SET TASK: Go through the records and show each line where the word "JSON" occurs.

GIVEN DATA:
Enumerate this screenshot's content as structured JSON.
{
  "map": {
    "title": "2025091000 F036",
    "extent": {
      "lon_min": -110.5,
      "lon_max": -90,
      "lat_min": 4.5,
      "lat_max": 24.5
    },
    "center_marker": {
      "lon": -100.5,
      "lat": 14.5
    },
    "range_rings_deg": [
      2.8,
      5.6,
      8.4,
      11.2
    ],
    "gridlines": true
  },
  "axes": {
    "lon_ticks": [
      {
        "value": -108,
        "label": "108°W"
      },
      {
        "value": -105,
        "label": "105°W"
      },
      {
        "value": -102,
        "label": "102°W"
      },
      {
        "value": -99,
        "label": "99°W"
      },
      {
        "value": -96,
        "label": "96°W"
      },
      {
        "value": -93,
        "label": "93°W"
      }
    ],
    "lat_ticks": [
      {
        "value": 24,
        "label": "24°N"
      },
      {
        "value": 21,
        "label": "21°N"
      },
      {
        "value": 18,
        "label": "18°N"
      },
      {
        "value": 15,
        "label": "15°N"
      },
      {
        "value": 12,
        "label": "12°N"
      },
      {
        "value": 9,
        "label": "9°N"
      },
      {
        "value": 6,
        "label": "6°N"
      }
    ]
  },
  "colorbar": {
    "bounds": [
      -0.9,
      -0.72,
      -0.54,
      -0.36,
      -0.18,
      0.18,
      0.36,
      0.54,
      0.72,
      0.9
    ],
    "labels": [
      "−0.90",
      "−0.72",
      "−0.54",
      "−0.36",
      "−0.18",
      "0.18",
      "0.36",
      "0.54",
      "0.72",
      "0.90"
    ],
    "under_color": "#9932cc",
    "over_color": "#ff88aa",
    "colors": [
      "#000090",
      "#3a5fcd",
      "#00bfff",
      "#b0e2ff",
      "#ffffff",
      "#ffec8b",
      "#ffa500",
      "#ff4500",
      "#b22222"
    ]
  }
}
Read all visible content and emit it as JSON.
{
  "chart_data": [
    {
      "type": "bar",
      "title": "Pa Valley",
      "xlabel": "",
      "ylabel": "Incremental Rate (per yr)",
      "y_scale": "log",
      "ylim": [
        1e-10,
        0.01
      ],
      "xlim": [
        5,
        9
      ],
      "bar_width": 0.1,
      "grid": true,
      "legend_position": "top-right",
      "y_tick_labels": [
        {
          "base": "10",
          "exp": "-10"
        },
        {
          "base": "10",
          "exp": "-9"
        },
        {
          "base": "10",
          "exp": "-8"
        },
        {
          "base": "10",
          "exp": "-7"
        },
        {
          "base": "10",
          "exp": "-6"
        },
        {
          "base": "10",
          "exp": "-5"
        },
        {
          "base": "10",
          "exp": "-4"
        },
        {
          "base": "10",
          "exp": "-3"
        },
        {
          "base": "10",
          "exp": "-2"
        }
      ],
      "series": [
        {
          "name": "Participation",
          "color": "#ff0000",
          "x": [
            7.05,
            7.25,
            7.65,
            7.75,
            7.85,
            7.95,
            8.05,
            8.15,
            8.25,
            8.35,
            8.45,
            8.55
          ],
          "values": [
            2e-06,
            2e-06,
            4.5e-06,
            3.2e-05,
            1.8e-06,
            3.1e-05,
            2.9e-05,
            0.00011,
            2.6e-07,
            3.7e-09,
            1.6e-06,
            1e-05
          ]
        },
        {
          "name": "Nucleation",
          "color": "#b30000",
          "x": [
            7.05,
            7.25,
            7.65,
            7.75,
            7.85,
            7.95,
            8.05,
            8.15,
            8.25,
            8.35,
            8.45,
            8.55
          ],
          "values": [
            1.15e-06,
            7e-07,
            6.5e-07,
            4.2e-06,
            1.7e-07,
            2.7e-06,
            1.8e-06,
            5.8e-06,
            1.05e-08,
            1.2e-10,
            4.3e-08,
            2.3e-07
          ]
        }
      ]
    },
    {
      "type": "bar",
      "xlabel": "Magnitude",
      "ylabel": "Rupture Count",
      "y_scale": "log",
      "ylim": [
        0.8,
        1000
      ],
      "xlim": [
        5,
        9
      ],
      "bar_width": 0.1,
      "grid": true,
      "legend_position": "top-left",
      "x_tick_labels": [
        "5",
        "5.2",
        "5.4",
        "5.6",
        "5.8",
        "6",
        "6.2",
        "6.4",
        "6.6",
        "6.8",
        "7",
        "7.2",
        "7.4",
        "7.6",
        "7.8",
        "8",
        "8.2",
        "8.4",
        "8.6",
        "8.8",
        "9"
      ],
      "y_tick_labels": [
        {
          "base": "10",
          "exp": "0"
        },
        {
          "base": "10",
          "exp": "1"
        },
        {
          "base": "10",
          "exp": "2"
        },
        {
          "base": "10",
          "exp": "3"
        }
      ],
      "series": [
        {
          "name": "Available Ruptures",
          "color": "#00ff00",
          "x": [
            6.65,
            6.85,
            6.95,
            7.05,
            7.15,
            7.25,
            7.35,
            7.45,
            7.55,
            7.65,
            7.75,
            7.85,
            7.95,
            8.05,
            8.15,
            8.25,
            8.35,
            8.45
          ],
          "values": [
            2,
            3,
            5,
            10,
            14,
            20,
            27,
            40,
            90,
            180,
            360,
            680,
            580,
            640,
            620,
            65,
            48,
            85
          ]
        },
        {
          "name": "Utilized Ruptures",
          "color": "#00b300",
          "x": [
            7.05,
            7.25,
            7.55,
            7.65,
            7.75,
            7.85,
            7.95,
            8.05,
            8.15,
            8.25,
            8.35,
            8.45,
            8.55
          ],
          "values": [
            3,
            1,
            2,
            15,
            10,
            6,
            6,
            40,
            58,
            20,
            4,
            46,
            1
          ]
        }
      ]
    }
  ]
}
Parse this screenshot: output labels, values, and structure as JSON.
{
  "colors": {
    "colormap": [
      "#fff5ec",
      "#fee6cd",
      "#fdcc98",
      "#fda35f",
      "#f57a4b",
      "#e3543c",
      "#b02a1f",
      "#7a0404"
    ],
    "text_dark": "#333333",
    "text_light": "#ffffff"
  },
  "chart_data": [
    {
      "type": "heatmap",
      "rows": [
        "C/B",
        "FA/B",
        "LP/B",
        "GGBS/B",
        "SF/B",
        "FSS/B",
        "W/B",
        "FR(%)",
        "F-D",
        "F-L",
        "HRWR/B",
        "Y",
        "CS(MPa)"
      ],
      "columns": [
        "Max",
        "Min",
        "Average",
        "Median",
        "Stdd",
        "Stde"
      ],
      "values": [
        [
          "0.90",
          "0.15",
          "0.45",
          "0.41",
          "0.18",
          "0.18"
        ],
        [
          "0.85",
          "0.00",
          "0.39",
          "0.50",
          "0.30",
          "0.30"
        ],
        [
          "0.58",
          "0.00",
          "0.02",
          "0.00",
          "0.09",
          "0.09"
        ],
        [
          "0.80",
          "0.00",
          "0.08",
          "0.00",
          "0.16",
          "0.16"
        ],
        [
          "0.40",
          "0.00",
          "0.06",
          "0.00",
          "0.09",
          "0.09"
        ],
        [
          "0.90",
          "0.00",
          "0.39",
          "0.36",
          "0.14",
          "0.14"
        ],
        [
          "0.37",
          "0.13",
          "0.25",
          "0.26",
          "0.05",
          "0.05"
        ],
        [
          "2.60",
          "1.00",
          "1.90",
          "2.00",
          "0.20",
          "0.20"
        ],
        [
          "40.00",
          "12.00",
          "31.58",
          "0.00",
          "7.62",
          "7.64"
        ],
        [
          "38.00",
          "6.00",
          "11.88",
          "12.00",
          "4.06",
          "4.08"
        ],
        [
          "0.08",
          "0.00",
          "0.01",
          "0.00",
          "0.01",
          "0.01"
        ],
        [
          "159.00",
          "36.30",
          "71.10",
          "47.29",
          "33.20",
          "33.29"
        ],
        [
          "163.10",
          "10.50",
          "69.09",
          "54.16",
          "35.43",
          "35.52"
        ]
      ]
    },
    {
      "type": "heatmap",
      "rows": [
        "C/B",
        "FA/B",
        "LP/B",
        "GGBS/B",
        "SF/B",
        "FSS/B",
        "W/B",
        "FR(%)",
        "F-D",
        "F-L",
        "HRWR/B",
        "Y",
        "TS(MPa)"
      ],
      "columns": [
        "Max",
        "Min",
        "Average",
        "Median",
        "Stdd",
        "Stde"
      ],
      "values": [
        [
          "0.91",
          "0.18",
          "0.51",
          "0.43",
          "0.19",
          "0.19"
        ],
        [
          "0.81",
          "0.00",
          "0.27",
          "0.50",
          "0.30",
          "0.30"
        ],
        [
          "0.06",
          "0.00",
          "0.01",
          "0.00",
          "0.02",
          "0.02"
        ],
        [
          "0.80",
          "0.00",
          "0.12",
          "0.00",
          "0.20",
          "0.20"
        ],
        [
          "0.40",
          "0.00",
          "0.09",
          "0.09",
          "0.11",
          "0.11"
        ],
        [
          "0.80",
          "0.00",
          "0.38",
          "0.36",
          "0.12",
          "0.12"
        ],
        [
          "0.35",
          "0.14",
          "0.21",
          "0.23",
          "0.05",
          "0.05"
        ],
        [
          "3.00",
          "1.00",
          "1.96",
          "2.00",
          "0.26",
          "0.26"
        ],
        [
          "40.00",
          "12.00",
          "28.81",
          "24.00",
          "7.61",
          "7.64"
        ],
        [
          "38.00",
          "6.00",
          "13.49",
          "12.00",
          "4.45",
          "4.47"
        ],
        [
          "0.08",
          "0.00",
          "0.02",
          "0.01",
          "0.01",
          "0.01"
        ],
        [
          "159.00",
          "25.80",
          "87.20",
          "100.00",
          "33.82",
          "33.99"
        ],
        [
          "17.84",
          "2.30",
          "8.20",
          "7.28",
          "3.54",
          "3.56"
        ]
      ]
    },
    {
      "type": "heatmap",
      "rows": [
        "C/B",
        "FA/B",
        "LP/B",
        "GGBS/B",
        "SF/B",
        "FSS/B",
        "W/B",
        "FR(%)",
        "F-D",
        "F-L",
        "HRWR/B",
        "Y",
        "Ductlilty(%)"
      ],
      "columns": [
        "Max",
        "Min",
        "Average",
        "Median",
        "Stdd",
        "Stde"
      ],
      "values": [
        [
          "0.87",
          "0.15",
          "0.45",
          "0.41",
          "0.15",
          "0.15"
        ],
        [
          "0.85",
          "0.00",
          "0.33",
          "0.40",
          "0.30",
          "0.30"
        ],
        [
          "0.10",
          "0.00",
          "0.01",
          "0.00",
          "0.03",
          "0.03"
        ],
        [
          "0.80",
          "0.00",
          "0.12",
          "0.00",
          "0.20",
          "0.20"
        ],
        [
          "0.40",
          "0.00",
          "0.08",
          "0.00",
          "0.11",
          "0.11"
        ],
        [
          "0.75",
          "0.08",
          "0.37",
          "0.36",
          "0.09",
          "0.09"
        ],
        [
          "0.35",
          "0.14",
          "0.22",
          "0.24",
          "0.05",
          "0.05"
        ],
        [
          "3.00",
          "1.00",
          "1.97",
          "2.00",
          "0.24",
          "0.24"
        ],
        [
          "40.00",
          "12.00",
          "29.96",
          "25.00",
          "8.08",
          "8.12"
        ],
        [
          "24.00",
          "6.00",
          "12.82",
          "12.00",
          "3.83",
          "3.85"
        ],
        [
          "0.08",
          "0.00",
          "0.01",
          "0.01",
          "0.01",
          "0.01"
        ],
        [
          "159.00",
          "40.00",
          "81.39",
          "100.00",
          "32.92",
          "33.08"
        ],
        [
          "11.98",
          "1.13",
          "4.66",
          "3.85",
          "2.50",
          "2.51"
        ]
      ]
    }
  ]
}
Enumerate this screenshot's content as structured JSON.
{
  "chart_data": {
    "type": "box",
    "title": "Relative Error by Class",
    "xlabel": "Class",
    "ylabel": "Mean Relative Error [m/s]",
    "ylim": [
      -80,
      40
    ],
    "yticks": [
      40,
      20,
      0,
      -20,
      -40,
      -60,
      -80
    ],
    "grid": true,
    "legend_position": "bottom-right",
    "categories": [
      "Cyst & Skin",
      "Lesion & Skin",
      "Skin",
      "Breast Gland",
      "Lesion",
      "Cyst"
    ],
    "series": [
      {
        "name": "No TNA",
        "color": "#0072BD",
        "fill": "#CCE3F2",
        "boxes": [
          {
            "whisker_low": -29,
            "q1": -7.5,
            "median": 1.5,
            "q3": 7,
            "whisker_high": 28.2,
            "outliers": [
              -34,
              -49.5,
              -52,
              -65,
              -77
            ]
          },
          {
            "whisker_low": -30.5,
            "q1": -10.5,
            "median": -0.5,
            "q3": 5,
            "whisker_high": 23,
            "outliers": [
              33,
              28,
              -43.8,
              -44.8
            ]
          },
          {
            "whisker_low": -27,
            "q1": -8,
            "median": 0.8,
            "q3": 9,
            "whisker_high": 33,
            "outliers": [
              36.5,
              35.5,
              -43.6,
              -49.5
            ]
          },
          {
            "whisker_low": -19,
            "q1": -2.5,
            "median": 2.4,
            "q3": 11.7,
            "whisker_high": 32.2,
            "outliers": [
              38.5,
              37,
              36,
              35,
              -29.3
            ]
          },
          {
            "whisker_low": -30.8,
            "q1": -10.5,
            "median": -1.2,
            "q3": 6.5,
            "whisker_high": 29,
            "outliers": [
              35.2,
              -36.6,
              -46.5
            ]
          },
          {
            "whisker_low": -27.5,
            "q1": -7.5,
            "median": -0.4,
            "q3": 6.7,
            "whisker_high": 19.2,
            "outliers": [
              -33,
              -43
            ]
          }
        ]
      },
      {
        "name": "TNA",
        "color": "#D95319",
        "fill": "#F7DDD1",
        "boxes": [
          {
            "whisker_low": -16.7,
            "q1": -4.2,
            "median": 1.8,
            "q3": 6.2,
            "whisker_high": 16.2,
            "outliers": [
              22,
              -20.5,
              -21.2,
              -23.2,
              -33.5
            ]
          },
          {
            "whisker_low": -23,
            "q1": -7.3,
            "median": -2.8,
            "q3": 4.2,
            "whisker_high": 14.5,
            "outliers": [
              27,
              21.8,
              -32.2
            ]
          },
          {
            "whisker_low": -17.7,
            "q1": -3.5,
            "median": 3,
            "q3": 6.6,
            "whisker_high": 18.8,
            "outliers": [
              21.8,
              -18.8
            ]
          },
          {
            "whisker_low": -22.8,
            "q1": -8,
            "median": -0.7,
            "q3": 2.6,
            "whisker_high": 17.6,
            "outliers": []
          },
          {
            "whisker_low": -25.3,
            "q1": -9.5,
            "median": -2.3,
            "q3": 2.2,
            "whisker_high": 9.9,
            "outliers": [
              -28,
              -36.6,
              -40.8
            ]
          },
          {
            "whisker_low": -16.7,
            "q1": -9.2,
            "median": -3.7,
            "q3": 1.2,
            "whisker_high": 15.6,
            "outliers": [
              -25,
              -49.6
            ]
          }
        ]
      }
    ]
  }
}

WRITTEN ANSWER:
Enumerate this screenshot's content as structured JSON.
Read all visible content and emit it as JSON.
Parse this screenshot: output labels, values, and structure as JSON.
Enumerate this screenshot's content as structured JSON.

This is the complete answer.